Write out the whole listing, matching it exactly.

• _INFORMATION PROVIDED_:
▶

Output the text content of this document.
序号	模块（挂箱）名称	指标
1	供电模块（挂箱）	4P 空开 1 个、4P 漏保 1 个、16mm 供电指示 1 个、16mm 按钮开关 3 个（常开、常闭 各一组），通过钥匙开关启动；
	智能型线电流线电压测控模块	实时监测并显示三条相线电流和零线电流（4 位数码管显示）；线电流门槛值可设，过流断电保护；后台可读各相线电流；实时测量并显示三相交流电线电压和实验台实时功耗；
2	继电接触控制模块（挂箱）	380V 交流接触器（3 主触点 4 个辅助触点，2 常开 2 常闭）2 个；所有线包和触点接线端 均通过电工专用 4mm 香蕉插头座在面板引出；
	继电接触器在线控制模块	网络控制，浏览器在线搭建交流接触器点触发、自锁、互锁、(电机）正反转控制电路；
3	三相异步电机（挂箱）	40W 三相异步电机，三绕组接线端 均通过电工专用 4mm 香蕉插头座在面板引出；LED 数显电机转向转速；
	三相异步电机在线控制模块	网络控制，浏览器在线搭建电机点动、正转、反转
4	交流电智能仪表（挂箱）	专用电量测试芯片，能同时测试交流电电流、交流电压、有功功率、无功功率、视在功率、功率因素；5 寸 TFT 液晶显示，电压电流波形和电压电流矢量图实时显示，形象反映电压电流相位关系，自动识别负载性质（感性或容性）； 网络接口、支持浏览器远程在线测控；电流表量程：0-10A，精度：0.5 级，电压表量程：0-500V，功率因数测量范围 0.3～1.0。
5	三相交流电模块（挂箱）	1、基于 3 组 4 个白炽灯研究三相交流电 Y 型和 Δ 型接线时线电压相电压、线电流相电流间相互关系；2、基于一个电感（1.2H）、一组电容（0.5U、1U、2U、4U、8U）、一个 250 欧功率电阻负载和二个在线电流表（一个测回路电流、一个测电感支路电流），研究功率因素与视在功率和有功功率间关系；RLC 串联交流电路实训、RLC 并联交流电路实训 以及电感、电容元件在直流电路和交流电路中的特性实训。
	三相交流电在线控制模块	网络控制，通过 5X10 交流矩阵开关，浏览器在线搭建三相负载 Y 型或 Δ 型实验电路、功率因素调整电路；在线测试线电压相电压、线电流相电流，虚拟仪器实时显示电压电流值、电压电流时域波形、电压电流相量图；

◀

• _ANSWER TO THE TASK_:
Output the text content of this document.
序号	模块（挂箱）名称	指标
1	供电模块（挂箱）	4P 空开 1 个、4P 漏保 1 个、16mm 供电指示 1 个、16mm 按钮开关 3 个（常开、常闭 各一组），通过钥匙开关启动；
	智能型线电流线电压测控模块	实时监测并显示三条相线电流和零线电流（4 位数码管显示）；线电流门槛值可设，过流断电保护；后台可读各相线电流；实时测量并显示三相交流电线电压和实验台实时功耗；
2	继电接触控制模块（挂箱）	380V 交流接触器（3 主触点 4 个辅助触点，2 常开 2 常闭）2 个；所有线包和触点接线端 均通过电工专用 4mm 香蕉插头座在面板引出；
	继电接触器在线控制模块	网络控制，浏览器在线搭建交流接触器点触发、自锁、互锁、(电机）正反转控制电路；
3	三相异步电机（挂箱）	40W 三相异步电机，三绕组接线端 均通过电工专用 4mm 香蕉插头座在面板引出；LED 数显电机转向转速；
	三相异步电机在线控制模块	网络控制，浏览器在线搭建电机点动、正转、反转
4	交流电智能仪表（挂箱）	专用电量测试芯片，能同时测试交流电电流、交流电压、有功功率、无功功率、视在功率、功率因素；5 寸 TFT 液晶显示，电压电流波形和电压电流矢量图实时显示，形象反映电压电流相位关系，自动识别负载性质（感性或容性）； 网络接口、支持浏览器远程在线测控；电流表量程：0-10A，精度：0.5 级，电压表量程：0-500V，功率因数测量范围 0.3～1.0。
5	三相交流电模块（挂箱）	1、基于 3 组 4 个白炽灯研究三相交流电 Y 型和 Δ 型接线时线电压相电压、线电流相电流间相互关系；2、基于一个电感（1.2H）、一组电容（0.5U、1U、2U、4U、8U）、一个 250 欧功率电阻负载和二个在线电流表（一个测回路电流、一个测电感支路电流），研究功率因素与视在功率和有功功率间关系；RLC 串联交流电路实训、RLC 并联交流电路实训 以及电感、电容元件在直流电路和交流电路中的特性实训。
	三相交流电在线控制模块	网络控制，通过 5X10 交流矩阵开关，浏览器在线搭建三相负载 Y 型或 Δ 型实验电路、功率因素调整电路；在线测试线电压相电压、线电流相电流，虚拟仪器实时显示电压电流值、电压电流时域波形、电压电流相量图；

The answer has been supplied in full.